Records that describe figures:
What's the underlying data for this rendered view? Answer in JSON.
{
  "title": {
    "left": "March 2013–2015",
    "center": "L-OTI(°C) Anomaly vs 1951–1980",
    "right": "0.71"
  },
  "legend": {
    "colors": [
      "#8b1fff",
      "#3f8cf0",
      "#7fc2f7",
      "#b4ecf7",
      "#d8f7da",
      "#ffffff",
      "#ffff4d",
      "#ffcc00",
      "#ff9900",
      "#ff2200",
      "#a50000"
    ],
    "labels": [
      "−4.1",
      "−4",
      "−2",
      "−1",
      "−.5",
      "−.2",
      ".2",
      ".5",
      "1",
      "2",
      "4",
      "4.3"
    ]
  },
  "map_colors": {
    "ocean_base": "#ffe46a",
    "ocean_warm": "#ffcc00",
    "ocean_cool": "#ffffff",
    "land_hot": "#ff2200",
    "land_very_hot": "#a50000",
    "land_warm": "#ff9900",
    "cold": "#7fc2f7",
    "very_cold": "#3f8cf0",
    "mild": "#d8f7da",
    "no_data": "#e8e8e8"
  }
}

● AIM OF THE TASK
From the first line to the last, please quote the material above exactly.

● WRITTEN SOLUTION
What's the underlying data for this rendered view? Answer in JSON.
{
  "title": {
    "left": "March 2013–2015",
    "center": "L-OTI(°C) Anomaly vs 1951–1980",
    "right": "0.71"
  },
  "legend": {
    "colors": [
      "#8b1fff",
      "#3f8cf0",
      "#7fc2f7",
      "#b4ecf7",
      "#d8f7da",
      "#ffffff",
      "#ffff4d",
      "#ffcc00",
      "#ff9900",
      "#ff2200",
      "#a50000"
    ],
    "labels": [
      "−4.1",
      "−4",
      "−2",
      "−1",
      "−.5",
      "−.2",
      ".2",
      ".5",
      "1",
      "2",
      "4",
      "4.3"
    ]
  },
  "map_colors": {
    "ocean_base": "#ffe46a",
    "ocean_warm": "#ffcc00",
    "ocean_cool": "#ffffff",
    "land_hot": "#ff2200",
    "land_very_hot": "#a50000",
    "land_warm": "#ff9900",
    "cold": "#7fc2f7",
    "very_cold": "#3f8cf0",
    "mild": "#d8f7da",
    "no_data": "#e8e8e8"
  }
}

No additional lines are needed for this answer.